## [EXERCISE PROMPT]
Pick out every row that contains the string "series" and copy each of those rows in full.
═══ ITEMS ═══
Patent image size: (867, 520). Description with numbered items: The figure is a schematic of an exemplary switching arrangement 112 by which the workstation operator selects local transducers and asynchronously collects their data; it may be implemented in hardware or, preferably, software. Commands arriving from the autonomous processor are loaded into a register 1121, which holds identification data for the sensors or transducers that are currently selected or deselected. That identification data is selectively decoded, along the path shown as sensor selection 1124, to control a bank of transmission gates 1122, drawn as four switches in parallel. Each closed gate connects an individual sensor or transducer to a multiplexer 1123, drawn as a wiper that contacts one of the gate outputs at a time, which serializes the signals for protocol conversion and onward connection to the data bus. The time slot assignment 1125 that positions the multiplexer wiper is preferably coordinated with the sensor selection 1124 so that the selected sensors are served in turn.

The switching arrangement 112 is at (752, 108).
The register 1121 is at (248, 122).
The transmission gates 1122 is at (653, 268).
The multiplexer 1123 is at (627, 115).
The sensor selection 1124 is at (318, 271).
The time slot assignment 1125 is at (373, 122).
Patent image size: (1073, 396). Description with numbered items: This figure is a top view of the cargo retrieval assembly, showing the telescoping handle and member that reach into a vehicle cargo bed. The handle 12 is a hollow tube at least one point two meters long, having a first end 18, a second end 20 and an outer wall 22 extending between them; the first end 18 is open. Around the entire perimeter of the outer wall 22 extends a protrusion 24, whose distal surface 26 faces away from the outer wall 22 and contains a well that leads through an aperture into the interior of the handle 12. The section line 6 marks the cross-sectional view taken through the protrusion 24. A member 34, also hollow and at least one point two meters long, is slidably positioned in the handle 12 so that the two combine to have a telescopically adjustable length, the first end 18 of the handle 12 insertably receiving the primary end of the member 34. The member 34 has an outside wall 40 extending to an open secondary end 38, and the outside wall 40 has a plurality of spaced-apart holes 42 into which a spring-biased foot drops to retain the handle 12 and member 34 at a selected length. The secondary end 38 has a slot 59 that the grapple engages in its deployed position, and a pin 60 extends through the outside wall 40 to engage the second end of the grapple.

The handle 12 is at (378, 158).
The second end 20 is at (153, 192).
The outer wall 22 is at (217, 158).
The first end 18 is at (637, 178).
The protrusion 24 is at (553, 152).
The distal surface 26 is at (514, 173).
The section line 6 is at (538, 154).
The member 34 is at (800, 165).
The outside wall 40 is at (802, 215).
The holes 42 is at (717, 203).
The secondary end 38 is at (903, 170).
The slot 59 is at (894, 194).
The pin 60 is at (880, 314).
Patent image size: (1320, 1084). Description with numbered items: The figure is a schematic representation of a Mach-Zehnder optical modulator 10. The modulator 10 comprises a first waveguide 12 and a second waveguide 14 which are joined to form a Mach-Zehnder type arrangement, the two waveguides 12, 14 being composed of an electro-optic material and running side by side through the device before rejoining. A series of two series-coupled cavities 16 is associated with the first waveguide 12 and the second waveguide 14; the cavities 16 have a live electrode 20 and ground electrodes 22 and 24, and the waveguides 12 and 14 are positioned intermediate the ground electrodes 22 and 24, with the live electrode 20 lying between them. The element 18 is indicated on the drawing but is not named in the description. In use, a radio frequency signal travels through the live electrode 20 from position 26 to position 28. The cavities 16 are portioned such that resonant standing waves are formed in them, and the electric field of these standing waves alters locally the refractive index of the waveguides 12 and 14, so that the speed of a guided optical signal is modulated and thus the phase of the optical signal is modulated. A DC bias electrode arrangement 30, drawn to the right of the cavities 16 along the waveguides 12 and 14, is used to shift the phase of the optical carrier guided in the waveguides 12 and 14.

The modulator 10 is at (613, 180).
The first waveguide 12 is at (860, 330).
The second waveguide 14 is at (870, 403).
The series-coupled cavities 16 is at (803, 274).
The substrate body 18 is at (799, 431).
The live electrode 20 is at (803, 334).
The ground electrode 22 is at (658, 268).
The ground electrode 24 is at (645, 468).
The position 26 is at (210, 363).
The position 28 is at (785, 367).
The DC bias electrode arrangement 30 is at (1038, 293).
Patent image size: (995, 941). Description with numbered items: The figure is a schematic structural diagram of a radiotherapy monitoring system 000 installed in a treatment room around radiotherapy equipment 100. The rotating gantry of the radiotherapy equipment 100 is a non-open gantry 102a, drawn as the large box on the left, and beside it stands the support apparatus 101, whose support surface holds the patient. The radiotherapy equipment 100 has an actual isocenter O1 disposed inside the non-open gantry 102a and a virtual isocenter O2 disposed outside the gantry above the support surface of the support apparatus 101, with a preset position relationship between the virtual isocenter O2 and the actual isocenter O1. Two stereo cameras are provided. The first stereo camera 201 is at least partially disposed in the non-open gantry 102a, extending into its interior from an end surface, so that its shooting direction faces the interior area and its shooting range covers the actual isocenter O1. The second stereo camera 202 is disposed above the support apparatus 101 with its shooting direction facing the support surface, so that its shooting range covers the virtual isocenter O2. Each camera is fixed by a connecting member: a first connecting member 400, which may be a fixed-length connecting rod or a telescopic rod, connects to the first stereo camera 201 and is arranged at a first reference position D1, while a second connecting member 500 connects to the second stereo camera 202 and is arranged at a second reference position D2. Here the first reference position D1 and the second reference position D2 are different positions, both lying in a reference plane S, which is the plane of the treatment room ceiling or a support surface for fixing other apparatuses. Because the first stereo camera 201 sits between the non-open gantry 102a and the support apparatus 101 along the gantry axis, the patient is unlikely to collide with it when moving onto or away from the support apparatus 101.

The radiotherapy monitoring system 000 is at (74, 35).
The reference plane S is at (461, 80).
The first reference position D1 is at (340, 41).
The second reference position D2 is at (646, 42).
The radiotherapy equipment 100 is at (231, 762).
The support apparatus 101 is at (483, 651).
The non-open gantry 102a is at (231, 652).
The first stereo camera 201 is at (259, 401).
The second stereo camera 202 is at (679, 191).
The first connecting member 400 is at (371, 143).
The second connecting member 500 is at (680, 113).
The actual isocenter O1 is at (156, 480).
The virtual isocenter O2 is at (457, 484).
═══
## [RESULT FOR THIS EXERCISE]
Patent image size: (1320, 1084). Description with numbered items: The figure is a schematic representation of a Mach-Zehnder optical modulator 10. The modulator 10 comprises a first waveguide 12 and a second waveguide 14 which are joined to form a Mach-Zehnder type arrangement, the two waveguides 12, 14 being composed of an electro-optic material and running side by side through the device before rejoining. A series of two series-coupled cavities 16 is associated with the first waveguide 12 and the second waveguide 14; the cavities 16 have a live electrode 20 and ground electrodes 22 and 24, and the waveguides 12 and 14 are positioned intermediate the ground electrodes 22 and 24, with the live electrode 20 lying between them. The element 18 is indicated on the drawing but is not named in the description. In use, a radio frequency signal travels through the live electrode 20 from position 26 to position 28. The cavities 16 are portioned such that resonant standing waves are formed in them, and the electric field of these standing waves alters locally the refractive index of the waveguides 12 and 14, so that the speed of a guided optical signal is modulated and thus the phase of the optical signal is modulated. A DC bias electrode arrangement 30, drawn to the right of the cavities 16 along the waveguides 12 and 14, is used to shift the phase of the optical carrier guided in the waveguides 12 and 14.
The series-coupled cavities 16 is at (803, 274).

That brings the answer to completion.